## Directions
Write out all of the data without omission, exactly as shown.

## Recorded information
---------------

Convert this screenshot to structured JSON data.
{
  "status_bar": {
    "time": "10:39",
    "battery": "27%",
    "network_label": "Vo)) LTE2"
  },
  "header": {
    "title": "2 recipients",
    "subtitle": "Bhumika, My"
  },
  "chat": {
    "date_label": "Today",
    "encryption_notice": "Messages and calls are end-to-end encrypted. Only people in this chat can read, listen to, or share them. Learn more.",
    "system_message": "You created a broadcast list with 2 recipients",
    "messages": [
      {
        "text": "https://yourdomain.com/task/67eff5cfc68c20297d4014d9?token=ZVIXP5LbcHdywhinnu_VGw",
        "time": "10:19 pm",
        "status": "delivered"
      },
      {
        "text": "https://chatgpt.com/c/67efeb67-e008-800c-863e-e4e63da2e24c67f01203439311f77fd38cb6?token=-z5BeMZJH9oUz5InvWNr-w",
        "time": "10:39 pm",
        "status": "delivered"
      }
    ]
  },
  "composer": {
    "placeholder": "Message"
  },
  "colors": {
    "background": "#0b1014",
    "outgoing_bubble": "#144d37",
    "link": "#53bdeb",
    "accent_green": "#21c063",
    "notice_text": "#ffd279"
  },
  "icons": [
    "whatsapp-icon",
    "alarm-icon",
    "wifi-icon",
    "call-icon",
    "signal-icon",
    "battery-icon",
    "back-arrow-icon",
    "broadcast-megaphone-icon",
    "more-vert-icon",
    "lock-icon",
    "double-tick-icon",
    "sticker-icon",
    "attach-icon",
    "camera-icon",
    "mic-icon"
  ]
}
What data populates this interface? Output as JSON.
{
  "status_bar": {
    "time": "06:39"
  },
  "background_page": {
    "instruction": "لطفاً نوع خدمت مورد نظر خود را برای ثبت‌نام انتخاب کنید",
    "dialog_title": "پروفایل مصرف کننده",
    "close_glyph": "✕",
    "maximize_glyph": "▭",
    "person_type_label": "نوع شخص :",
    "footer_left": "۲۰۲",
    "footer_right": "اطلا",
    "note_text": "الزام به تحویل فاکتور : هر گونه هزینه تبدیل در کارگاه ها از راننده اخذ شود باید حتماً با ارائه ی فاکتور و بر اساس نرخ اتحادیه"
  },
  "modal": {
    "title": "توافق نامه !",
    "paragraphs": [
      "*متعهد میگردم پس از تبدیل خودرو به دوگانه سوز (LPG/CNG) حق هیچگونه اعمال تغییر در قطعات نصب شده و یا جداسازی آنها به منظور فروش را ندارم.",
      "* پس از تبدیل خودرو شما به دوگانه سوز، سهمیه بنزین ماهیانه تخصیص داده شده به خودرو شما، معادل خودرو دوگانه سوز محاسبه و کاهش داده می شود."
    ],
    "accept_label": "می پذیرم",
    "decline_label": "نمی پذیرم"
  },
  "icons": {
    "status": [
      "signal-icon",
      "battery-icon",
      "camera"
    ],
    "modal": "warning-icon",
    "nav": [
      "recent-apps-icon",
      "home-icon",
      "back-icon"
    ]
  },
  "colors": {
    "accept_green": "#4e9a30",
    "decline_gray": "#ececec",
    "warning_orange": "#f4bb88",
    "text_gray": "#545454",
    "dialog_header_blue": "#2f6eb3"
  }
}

---------------

## Solved problem
Convert this screenshot to structured JSON data.
{
  "status_bar": {
    "time": "10:39",
    "battery": "27%",
    "network_label": "Vo)) LTE2"
  },
  "header": {
    "title": "2 recipients",
    "subtitle": "Bhumika, My"
  },
  "chat": {
    "date_label": "Today",
    "encryption_notice": "Messages and calls are end-to-end encrypted. Only people in this chat can read, listen to, or share them. Learn more.",
    "system_message": "You created a broadcast list with 2 recipients",
    "messages": [
      {
        "text": "https://yourdomain.com/task/67eff5cfc68c20297d4014d9?token=ZVIXP5LbcHdywhinnu_VGw",
        "time": "10:19 pm",
        "status": "delivered"
      },
      {
        "text": "https://chatgpt.com/c/67efeb67-e008-800c-863e-e4e63da2e24c67f01203439311f77fd38cb6?token=-z5BeMZJH9oUz5InvWNr-w",
        "time": "10:39 pm",
        "status": "delivered"
      }
    ]
  },
  "composer": {
    "placeholder": "Message"
  },
  "colors": {
    "background": "#0b1014",
    "outgoing_bubble": "#144d37",
    "link": "#53bdeb",
    "accent_green": "#21c063",
    "notice_text": "#ffd279"
  },
  "icons": [
    "whatsapp-icon",
    "alarm-icon",
    "wifi-icon",
    "call-icon",
    "signal-icon",
    "battery-icon",
    "back-arrow-icon",
    "broadcast-megaphone-icon",
    "more-vert-icon",
    "lock-icon",
    "double-tick-icon",
    "sticker-icon",
    "attach-icon",
    "camera-icon",
    "mic-icon"
  ]
}
What data populates this interface? Output as JSON.
{
  "status_bar": {
    "time": "06:39"
  },
  "background_page": {
    "instruction": "لطفاً نوع خدمت مورد نظر خود را برای ثبت‌نام انتخاب کنید",
    "dialog_title": "پروفایل مصرف کننده",
    "close_glyph": "✕",
    "maximize_glyph": "▭",
    "person_type_label": "نوع شخص :",
    "footer_left": "۲۰۲",
    "footer_right": "اطلا",
    "note_text": "الزام به تحویل فاکتور : هر گونه هزینه تبدیل در کارگاه ها از راننده اخذ شود باید حتماً با ارائه ی فاکتور و بر اساس نرخ اتحادیه"
  },
  "modal": {
    "title": "توافق نامه !",
    "paragraphs": [
      "*متعهد میگردم پس از تبدیل خودرو به دوگانه سوز (LPG/CNG) حق هیچگونه اعمال تغییر در قطعات نصب شده و یا جداسازی آنها به منظور فروش را ندارم.",
      "* پس از تبدیل خودرو شما به دوگانه سوز، سهمیه بنزین ماهیانه تخصیص داده شده به خودرو شما، معادل خودرو دوگانه سوز محاسبه و کاهش داده می شود."
    ],
    "accept_label": "می پذیرم",
    "decline_label": "نمی پذیرم"
  },
  "icons": {
    "status": [
      "signal-icon",
      "battery-icon",
      "camera"
    ],
    "modal": "warning-icon",
    "nav": [
      "recent-apps-icon",
      "home-icon",
      "back-icon"
    ]
  },
  "colors": {
    "accept_green": "#4e9a30",
    "decline_gray": "#ececec",
    "warning_orange": "#f4bb88",
    "text_gray": "#545454",
    "dialog_header_blue": "#2f6eb3"
  }
}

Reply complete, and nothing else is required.